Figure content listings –

——————

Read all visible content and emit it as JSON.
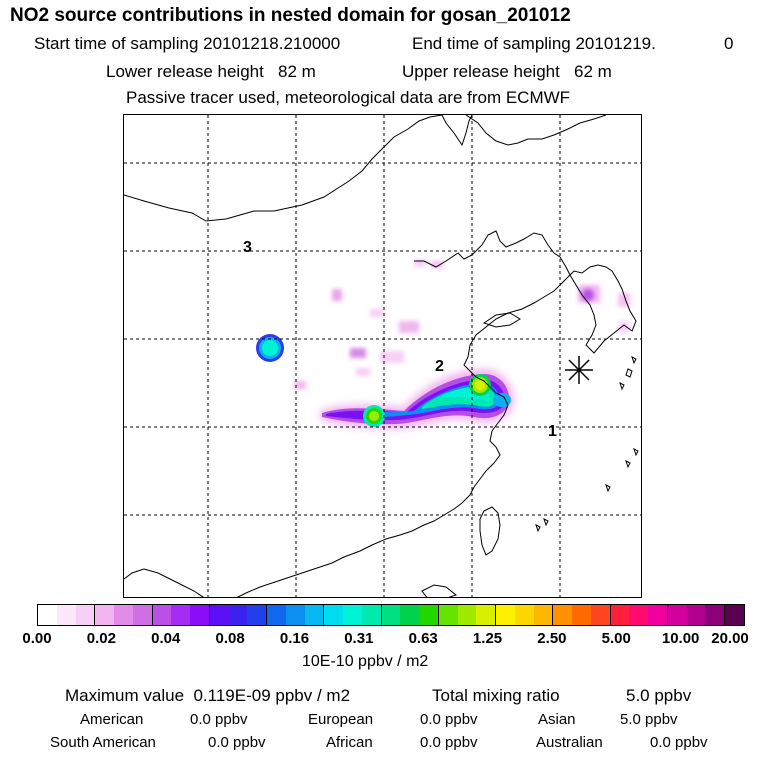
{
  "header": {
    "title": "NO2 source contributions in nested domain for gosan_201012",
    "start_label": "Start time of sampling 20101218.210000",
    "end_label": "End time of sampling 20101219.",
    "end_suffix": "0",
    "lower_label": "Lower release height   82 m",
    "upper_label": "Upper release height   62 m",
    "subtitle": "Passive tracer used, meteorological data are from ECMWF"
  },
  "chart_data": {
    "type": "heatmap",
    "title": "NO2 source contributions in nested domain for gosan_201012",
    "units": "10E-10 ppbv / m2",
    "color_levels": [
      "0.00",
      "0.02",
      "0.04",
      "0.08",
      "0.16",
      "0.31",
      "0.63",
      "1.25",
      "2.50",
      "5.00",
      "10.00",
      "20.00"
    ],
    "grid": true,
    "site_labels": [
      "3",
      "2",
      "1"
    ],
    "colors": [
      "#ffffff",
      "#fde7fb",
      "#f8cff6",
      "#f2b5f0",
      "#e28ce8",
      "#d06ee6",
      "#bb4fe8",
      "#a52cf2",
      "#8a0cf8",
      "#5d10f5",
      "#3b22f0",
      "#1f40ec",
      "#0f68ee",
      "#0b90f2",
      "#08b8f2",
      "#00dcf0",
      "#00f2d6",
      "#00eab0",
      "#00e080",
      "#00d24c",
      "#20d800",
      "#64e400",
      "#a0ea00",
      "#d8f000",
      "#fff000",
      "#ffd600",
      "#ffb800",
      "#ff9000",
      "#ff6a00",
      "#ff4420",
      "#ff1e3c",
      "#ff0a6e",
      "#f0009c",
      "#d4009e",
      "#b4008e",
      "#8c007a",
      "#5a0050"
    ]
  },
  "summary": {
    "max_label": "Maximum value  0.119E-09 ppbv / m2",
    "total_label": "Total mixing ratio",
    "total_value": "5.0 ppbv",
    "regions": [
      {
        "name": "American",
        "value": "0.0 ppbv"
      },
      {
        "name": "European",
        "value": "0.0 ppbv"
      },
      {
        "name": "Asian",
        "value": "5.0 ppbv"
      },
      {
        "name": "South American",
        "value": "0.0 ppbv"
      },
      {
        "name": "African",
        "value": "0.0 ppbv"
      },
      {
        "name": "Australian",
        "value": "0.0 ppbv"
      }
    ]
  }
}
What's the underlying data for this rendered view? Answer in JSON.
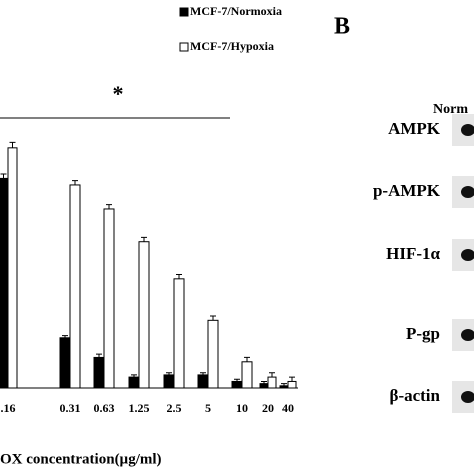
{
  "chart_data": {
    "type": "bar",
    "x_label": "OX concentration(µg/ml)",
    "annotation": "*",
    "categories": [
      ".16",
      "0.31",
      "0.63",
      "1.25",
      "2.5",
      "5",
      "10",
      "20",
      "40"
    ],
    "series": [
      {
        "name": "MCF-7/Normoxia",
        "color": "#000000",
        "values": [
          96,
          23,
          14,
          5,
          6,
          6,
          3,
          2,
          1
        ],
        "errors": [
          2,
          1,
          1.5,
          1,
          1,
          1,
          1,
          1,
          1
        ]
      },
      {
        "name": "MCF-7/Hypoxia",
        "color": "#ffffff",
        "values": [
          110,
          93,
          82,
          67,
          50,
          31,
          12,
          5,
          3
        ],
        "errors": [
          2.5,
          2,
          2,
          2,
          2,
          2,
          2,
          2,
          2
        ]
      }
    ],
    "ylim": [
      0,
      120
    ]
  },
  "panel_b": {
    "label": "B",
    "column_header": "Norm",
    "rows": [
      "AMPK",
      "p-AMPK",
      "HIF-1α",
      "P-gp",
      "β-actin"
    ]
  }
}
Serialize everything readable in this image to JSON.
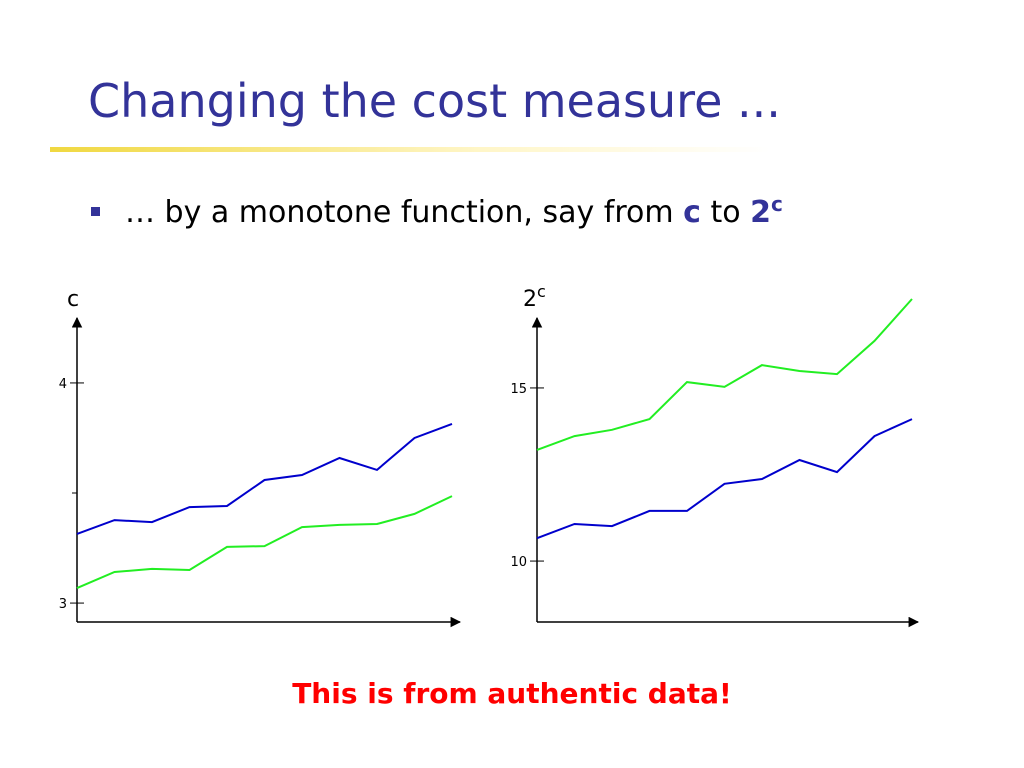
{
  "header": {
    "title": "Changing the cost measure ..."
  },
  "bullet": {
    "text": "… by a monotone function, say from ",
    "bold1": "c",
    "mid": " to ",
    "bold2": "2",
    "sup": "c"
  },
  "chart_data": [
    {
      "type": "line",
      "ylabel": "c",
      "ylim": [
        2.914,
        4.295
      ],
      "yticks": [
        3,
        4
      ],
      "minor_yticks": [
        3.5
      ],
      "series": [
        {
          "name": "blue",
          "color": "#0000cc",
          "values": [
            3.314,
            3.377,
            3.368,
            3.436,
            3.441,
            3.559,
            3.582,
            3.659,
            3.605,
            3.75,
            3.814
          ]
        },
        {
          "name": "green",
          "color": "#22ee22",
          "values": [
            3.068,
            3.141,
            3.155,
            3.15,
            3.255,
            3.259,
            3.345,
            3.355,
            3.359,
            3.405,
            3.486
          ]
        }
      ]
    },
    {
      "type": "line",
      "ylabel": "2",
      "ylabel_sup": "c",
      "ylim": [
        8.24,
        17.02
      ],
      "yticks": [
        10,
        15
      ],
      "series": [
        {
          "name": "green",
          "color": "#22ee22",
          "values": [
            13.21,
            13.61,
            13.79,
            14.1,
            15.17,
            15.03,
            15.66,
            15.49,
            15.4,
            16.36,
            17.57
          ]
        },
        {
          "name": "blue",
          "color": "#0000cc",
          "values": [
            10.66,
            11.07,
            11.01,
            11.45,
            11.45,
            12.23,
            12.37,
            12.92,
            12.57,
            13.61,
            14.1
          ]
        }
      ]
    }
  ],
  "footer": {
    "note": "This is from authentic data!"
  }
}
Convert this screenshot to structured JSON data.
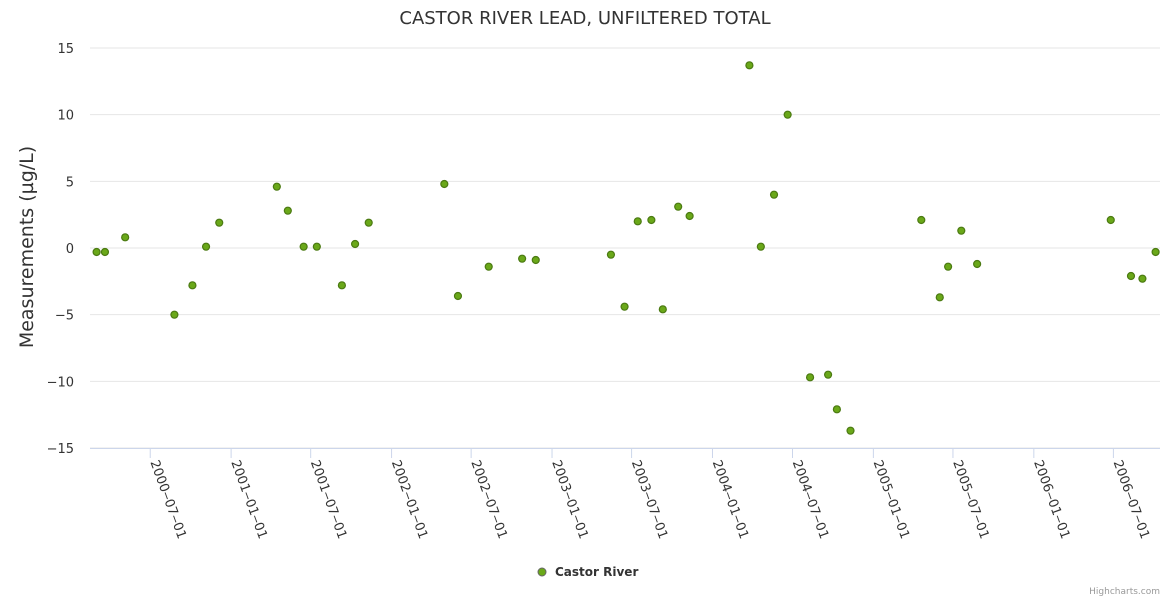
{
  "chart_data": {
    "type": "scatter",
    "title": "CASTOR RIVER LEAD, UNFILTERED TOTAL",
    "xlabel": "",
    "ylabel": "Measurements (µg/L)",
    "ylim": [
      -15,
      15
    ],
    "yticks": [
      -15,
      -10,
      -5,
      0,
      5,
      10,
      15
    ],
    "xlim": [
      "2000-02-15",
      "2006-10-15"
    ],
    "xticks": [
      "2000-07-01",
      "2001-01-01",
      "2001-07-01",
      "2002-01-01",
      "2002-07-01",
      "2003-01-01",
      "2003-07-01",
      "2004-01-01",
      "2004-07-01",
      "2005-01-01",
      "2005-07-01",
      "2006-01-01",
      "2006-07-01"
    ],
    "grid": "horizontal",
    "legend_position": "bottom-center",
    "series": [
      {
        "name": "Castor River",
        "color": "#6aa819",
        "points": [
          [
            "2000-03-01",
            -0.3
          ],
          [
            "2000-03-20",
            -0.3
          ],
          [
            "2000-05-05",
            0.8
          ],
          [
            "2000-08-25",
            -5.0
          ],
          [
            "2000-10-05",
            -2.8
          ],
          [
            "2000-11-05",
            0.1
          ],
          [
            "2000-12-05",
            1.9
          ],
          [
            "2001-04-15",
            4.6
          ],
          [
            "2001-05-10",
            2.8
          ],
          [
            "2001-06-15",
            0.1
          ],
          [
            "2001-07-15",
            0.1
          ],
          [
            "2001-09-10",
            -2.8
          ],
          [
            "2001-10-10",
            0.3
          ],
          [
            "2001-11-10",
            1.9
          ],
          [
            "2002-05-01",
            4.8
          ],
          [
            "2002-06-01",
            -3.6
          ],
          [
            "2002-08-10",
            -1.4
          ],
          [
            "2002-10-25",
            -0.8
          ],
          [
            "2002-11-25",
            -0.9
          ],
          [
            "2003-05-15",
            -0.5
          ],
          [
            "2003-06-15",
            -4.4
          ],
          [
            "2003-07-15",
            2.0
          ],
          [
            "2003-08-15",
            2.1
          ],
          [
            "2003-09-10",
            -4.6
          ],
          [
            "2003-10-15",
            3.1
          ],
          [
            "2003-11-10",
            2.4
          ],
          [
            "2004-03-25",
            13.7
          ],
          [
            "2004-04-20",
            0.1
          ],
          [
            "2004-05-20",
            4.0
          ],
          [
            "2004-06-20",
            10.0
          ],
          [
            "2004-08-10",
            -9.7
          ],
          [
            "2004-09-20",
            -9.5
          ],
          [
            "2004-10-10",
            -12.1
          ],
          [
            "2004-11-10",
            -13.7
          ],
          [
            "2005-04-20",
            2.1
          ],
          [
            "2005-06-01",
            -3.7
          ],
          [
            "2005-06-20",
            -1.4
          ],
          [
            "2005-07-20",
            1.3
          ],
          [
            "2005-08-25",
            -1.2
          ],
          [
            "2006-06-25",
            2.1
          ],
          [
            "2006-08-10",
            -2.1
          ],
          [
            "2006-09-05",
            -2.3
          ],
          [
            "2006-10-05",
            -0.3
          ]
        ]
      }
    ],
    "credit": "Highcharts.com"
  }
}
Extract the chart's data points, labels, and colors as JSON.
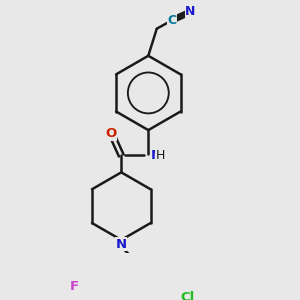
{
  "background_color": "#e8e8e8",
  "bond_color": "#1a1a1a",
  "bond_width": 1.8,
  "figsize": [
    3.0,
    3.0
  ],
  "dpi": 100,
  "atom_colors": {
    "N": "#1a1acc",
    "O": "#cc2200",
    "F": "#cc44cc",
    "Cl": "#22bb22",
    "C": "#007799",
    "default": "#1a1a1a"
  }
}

——————

Task details – In the entries above, find each line with the word "sampling" and show it.

Correct answer –
    "start_label": "Start time of sampling 20101218.210000",
    "end_label": "End time of sampling 20101219.",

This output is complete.